_Set task_.
Give back a single number, the count of lines containing the word "JSON".

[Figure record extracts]
= = =
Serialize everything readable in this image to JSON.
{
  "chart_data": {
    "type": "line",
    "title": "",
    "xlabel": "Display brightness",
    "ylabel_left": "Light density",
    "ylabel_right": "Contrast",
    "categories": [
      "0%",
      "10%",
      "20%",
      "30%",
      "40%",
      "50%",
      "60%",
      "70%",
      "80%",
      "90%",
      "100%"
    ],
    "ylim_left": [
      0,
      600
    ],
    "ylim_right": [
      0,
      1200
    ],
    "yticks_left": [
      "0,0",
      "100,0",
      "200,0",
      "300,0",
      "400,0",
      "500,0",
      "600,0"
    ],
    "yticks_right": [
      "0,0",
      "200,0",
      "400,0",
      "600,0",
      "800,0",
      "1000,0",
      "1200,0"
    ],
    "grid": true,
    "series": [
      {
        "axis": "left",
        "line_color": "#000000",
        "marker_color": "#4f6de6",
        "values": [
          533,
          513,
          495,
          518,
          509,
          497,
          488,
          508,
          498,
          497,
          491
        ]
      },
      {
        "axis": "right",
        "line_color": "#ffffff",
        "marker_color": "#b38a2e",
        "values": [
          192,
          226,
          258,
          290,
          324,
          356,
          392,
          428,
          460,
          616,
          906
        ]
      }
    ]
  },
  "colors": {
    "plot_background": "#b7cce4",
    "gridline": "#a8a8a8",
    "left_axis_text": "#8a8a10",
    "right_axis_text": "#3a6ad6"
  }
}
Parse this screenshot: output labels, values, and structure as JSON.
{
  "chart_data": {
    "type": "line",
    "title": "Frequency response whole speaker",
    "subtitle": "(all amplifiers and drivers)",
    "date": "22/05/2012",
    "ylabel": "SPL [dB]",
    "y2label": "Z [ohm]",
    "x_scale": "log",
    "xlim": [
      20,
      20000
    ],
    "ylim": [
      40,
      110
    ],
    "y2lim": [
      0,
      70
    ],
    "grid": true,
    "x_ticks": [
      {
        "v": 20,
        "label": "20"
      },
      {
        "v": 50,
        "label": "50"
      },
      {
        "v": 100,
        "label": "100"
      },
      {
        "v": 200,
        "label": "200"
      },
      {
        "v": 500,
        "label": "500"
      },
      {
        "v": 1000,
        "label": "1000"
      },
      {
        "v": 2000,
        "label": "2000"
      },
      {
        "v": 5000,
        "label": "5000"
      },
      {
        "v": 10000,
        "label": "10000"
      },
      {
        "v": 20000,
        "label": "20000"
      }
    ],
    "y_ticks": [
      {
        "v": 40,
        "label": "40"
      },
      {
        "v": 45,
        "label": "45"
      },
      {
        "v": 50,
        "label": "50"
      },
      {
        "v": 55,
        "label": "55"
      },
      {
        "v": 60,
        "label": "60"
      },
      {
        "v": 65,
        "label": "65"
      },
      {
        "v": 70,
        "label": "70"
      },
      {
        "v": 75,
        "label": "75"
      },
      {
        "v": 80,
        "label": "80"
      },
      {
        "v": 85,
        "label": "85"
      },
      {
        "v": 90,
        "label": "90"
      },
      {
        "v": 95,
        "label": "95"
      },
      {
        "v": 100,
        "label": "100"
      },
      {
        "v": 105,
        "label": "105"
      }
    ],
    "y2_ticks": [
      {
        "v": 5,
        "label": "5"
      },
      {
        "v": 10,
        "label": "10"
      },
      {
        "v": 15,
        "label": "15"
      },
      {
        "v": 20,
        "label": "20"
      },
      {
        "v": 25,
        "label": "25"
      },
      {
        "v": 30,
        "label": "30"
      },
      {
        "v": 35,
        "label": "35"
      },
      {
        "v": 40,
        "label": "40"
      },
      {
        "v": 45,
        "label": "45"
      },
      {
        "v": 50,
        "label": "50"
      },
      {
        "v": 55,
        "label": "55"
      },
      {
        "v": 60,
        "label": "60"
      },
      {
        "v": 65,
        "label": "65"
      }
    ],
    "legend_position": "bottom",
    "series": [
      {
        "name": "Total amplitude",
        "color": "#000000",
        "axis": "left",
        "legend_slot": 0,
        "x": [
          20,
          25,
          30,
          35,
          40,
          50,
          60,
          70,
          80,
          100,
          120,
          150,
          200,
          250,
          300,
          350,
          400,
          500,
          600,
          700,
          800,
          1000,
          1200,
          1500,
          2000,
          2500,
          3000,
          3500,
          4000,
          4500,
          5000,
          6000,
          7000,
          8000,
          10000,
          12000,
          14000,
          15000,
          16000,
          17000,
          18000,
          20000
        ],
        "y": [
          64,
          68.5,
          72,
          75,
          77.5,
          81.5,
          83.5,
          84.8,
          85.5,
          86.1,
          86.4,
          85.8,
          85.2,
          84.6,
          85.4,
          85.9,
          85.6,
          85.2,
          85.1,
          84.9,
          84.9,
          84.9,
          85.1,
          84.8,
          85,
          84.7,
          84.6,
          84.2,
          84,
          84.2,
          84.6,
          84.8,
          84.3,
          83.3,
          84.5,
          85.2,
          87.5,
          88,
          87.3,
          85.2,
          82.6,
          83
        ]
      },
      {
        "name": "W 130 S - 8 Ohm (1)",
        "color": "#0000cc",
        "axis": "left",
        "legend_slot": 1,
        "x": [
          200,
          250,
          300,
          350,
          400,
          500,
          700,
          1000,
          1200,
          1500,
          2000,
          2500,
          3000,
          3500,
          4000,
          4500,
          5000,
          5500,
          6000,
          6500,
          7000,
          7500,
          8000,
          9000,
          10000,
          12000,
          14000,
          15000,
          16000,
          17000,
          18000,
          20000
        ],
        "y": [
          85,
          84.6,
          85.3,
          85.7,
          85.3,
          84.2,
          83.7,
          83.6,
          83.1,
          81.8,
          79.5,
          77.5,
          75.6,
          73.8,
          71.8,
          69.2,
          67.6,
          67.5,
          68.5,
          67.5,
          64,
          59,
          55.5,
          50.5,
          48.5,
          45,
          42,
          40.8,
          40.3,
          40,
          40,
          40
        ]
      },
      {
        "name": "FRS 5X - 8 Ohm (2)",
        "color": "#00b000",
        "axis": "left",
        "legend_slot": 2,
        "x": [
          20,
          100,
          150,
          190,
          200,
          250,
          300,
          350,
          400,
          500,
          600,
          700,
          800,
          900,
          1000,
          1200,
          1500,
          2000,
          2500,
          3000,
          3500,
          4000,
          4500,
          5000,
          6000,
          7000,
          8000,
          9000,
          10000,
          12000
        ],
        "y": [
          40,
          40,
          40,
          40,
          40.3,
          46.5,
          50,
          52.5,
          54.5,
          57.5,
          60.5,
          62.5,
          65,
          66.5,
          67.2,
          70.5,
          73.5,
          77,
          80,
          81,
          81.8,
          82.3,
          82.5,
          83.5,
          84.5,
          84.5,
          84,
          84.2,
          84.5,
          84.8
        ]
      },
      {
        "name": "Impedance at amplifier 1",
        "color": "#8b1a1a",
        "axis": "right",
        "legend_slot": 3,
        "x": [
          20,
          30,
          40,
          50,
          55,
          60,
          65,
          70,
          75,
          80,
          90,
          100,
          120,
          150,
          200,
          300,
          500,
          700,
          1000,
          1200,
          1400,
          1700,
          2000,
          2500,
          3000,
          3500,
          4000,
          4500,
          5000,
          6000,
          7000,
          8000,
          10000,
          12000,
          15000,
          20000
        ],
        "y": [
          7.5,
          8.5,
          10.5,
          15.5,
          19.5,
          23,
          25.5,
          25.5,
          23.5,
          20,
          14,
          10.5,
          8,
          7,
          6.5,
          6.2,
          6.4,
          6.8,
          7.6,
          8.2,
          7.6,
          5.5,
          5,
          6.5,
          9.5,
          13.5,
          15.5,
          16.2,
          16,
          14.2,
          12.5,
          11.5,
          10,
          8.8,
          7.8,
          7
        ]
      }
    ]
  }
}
= = =
_Answer_.
2